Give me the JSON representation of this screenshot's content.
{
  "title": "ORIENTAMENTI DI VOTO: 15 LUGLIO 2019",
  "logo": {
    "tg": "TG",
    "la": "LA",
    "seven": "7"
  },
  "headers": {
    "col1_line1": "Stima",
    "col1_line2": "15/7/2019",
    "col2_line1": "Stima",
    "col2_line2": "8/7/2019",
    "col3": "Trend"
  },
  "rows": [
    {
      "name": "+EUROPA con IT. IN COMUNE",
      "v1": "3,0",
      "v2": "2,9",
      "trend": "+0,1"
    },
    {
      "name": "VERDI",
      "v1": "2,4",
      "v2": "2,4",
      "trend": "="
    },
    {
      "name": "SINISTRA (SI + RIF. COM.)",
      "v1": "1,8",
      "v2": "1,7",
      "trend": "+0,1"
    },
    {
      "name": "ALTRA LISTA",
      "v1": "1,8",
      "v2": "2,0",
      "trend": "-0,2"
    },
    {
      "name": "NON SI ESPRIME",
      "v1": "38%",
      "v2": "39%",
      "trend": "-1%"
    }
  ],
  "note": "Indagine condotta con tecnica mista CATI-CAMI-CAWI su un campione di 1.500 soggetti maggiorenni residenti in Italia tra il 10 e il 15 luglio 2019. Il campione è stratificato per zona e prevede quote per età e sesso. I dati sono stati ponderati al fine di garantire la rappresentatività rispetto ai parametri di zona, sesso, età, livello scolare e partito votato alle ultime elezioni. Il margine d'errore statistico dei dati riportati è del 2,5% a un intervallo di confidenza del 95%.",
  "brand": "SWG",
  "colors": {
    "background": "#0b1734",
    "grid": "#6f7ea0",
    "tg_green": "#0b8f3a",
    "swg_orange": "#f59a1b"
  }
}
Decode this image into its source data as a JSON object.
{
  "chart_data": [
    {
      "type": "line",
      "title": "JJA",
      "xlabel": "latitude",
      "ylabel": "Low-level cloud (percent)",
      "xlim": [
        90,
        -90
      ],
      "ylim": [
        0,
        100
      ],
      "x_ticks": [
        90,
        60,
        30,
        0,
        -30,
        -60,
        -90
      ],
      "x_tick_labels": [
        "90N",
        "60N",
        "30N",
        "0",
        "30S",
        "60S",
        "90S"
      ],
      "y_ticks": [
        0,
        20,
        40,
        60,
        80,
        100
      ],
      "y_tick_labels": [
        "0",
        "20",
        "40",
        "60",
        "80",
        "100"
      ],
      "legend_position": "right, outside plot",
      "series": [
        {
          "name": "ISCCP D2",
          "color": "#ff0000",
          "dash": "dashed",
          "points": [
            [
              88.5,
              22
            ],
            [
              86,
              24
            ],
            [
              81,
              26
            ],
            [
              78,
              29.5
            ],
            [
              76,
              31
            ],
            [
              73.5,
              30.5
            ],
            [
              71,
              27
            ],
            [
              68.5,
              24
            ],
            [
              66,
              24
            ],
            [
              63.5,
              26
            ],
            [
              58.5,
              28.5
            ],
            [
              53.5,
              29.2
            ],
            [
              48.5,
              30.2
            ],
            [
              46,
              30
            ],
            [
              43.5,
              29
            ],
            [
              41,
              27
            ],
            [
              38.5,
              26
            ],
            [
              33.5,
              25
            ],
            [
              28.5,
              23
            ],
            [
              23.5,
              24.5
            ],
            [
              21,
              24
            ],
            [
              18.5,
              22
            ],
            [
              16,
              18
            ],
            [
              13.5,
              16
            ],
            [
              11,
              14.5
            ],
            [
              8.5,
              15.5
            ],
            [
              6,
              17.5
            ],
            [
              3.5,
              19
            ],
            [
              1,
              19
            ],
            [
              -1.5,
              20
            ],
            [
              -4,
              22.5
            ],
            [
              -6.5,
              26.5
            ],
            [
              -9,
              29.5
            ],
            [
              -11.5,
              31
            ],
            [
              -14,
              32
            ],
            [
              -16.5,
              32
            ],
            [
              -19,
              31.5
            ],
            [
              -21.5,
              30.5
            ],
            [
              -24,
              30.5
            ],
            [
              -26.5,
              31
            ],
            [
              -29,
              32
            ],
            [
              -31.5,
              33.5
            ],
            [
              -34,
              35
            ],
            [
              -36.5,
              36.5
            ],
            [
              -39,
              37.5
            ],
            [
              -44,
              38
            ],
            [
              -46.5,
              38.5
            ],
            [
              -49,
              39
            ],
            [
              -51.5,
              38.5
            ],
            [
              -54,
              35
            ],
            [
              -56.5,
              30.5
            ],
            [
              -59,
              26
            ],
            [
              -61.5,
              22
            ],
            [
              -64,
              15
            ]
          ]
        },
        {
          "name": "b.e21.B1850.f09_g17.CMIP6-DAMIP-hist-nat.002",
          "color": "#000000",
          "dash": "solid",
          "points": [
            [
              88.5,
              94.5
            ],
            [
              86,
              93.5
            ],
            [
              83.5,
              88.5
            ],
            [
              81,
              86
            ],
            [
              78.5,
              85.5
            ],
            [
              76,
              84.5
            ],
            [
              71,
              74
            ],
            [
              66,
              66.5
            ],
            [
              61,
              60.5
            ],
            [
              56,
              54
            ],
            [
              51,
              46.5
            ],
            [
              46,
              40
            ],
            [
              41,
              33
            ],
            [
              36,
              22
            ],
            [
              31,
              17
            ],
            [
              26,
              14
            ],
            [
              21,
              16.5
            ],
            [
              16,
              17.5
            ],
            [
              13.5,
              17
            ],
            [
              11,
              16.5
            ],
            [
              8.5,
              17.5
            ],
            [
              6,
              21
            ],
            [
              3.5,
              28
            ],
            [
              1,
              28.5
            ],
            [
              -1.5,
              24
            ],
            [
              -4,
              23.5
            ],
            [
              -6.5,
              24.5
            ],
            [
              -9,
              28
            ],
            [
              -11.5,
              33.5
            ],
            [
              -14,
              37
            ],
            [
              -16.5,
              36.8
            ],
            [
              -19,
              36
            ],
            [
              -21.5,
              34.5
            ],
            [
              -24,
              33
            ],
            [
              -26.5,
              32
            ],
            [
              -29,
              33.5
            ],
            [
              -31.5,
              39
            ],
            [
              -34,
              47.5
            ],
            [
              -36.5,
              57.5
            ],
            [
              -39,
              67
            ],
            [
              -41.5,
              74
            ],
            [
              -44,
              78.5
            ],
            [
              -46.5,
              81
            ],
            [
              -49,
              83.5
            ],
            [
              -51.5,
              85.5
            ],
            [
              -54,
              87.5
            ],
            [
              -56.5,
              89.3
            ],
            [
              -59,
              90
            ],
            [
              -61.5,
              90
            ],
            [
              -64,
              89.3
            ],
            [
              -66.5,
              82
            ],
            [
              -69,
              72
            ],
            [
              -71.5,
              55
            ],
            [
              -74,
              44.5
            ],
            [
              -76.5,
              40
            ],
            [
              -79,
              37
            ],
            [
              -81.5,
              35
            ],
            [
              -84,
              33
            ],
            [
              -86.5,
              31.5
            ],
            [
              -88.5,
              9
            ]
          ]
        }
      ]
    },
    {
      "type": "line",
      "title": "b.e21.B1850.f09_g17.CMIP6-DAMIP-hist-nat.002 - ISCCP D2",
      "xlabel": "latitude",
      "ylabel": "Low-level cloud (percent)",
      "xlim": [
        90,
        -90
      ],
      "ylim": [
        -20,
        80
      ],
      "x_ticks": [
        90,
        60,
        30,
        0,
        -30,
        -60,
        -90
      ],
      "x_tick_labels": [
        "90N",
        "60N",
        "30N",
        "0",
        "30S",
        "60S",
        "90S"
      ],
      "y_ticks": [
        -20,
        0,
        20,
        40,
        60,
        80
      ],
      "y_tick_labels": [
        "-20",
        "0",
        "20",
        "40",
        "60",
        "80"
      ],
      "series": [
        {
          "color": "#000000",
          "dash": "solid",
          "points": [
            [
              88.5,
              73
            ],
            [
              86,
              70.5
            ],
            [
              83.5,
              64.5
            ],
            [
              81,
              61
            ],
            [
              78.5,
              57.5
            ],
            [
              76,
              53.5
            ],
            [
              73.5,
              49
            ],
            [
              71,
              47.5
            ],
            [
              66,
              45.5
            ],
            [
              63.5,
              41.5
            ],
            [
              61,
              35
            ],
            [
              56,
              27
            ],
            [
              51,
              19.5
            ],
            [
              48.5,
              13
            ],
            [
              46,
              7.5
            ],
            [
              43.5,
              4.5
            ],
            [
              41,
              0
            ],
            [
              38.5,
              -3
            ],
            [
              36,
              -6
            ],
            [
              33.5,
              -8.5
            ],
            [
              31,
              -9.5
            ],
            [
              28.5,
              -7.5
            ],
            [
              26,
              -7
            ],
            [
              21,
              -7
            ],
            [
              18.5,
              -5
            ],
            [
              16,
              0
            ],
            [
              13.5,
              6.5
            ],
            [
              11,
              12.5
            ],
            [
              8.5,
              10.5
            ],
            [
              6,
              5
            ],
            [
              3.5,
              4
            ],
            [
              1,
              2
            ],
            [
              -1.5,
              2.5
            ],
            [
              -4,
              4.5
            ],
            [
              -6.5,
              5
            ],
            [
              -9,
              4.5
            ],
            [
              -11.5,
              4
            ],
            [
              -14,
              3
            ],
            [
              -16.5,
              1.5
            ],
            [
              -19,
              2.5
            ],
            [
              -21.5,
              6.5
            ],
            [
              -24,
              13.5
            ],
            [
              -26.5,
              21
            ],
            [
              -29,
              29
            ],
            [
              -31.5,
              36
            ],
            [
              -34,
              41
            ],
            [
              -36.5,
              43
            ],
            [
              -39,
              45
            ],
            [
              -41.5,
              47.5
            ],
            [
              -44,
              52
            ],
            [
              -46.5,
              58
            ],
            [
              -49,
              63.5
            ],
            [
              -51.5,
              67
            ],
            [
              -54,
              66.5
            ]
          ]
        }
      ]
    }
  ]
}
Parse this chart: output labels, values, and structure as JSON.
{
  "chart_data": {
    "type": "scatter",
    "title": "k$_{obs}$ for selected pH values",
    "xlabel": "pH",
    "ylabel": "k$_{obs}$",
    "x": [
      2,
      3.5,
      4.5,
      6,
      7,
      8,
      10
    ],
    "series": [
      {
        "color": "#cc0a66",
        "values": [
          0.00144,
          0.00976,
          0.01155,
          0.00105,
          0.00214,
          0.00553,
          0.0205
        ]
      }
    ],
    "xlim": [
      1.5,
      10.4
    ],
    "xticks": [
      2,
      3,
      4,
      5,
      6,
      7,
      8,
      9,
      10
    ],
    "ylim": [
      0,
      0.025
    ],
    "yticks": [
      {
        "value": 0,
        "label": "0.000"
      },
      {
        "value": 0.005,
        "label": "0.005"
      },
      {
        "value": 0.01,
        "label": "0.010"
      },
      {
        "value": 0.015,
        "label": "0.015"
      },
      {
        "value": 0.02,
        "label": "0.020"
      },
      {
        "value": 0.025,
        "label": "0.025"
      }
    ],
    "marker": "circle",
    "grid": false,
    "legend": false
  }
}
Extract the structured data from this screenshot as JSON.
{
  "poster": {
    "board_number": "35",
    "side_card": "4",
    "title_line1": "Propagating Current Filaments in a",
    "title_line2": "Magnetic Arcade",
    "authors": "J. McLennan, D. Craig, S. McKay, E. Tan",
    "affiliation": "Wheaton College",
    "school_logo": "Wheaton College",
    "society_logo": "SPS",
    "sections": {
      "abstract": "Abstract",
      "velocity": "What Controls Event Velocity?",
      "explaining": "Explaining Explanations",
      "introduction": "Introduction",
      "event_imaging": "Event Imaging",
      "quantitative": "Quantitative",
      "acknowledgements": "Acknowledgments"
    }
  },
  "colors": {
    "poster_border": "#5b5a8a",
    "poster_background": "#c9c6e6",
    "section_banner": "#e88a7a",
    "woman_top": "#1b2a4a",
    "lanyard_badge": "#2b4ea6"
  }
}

--*--

# Task requirements
From the listing above, copy out each line where the word "Wheaton" appears.

# Completed task
    "affiliation": "Wheaton College",
    "school_logo": "Wheaton College",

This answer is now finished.